Work instructions | Restate every line of the material, word for word.

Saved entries
———

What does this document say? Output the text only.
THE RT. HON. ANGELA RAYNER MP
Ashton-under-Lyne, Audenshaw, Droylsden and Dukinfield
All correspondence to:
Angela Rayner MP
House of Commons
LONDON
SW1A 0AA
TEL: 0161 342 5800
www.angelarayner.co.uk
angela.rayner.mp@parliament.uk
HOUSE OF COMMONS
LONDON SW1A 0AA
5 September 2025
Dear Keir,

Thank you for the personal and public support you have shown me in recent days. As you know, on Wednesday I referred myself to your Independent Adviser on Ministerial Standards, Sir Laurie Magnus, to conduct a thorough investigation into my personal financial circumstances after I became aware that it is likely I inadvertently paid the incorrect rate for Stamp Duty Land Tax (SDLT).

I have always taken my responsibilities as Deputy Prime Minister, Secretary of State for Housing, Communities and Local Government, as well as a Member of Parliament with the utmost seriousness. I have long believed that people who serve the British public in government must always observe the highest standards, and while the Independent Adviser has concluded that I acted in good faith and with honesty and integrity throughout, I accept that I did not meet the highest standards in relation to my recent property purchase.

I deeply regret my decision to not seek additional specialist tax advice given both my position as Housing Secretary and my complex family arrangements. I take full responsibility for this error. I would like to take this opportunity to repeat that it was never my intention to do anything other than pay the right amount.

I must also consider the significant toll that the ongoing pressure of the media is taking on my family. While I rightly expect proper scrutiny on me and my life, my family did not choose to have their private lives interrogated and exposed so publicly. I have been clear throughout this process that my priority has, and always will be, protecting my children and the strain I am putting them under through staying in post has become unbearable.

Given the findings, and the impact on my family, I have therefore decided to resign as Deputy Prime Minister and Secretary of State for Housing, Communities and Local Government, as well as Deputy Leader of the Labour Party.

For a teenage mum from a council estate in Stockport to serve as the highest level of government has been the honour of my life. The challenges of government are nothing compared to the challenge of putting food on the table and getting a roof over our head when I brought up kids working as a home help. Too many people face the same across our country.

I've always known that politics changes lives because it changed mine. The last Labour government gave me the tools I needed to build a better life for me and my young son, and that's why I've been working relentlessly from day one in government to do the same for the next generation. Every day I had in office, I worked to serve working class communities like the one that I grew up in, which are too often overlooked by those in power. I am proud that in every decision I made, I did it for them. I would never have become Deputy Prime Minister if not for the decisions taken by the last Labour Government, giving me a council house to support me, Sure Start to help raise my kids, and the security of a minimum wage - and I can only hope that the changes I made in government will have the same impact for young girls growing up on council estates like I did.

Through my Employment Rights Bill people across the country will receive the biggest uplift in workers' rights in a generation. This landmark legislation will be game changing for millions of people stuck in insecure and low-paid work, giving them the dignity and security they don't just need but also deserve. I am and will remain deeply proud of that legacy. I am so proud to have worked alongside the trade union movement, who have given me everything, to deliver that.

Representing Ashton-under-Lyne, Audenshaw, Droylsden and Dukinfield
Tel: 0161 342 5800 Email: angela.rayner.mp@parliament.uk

———

Response |
What does this document say? Output the text only.
THE RT. HON. ANGELA RAYNER MP
Ashton-under-Lyne, Audenshaw, Droylsden and Dukinfield
All correspondence to:
Angela Rayner MP
House of Commons
LONDON
SW1A 0AA
TEL: 0161 342 5800
www.angelarayner.co.uk
angela.rayner.mp@parliament.uk
HOUSE OF COMMONS
LONDON SW1A 0AA
5 September 2025
Dear Keir,

Thank you for the personal and public support you have shown me in recent days. As you know, on Wednesday I referred myself to your Independent Adviser on Ministerial Standards, Sir Laurie Magnus, to conduct a thorough investigation into my personal financial circumstances after I became aware that it is likely I inadvertently paid the incorrect rate for Stamp Duty Land Tax (SDLT).

I have always taken my responsibilities as Deputy Prime Minister, Secretary of State for Housing, Communities and Local Government, as well as a Member of Parliament with the utmost seriousness. I have long believed that people who serve the British public in government must always observe the highest standards, and while the Independent Adviser has concluded that I acted in good faith and with honesty and integrity throughout, I accept that I did not meet the highest standards in relation to my recent property purchase.

I deeply regret my decision to not seek additional specialist tax advice given both my position as Housing Secretary and my complex family arrangements. I take full responsibility for this error. I would like to take this opportunity to repeat that it was never my intention to do anything other than pay the right amount.

I must also consider the significant toll that the ongoing pressure of the media is taking on my family. While I rightly expect proper scrutiny on me and my life, my family did not choose to have their private lives interrogated and exposed so publicly. I have been clear throughout this process that my priority has, and always will be, protecting my children and the strain I am putting them under through staying in post has become unbearable.

Given the findings, and the impact on my family, I have therefore decided to resign as Deputy Prime Minister and Secretary of State for Housing, Communities and Local Government, as well as Deputy Leader of the Labour Party.

For a teenage mum from a council estate in Stockport to serve as the highest level of government has been the honour of my life. The challenges of government are nothing compared to the challenge of putting food on the table and getting a roof over our head when I brought up kids working as a home help. Too many people face the same across our country.

I've always known that politics changes lives because it changed mine. The last Labour government gave me the tools I needed to build a better life for me and my young son, and that's why I've been working relentlessly from day one in government to do the same for the next generation. Every day I had in office, I worked to serve working class communities like the one that I grew up in, which are too often overlooked by those in power. I am proud that in every decision I made, I did it for them. I would never have become Deputy Prime Minister if not for the decisions taken by the last Labour Government, giving me a council house to support me, Sure Start to help raise my kids, and the security of a minimum wage - and I can only hope that the changes I made in government will have the same impact for young girls growing up on council estates like I did.

Through my Employment Rights Bill people across the country will receive the biggest uplift in workers' rights in a generation. This landmark legislation will be game changing for millions of people stuck in insecure and low-paid work, giving them the dignity and security they don't just need but also deserve. I am and will remain deeply proud of that legacy. I am so proud to have worked alongside the trade union movement, who have given me everything, to deliver that.

Representing Ashton-under-Lyne, Audenshaw, Droylsden and Dukinfield
Tel: 0161 342 5800 Email: angela.rayner.mp@parliament.uk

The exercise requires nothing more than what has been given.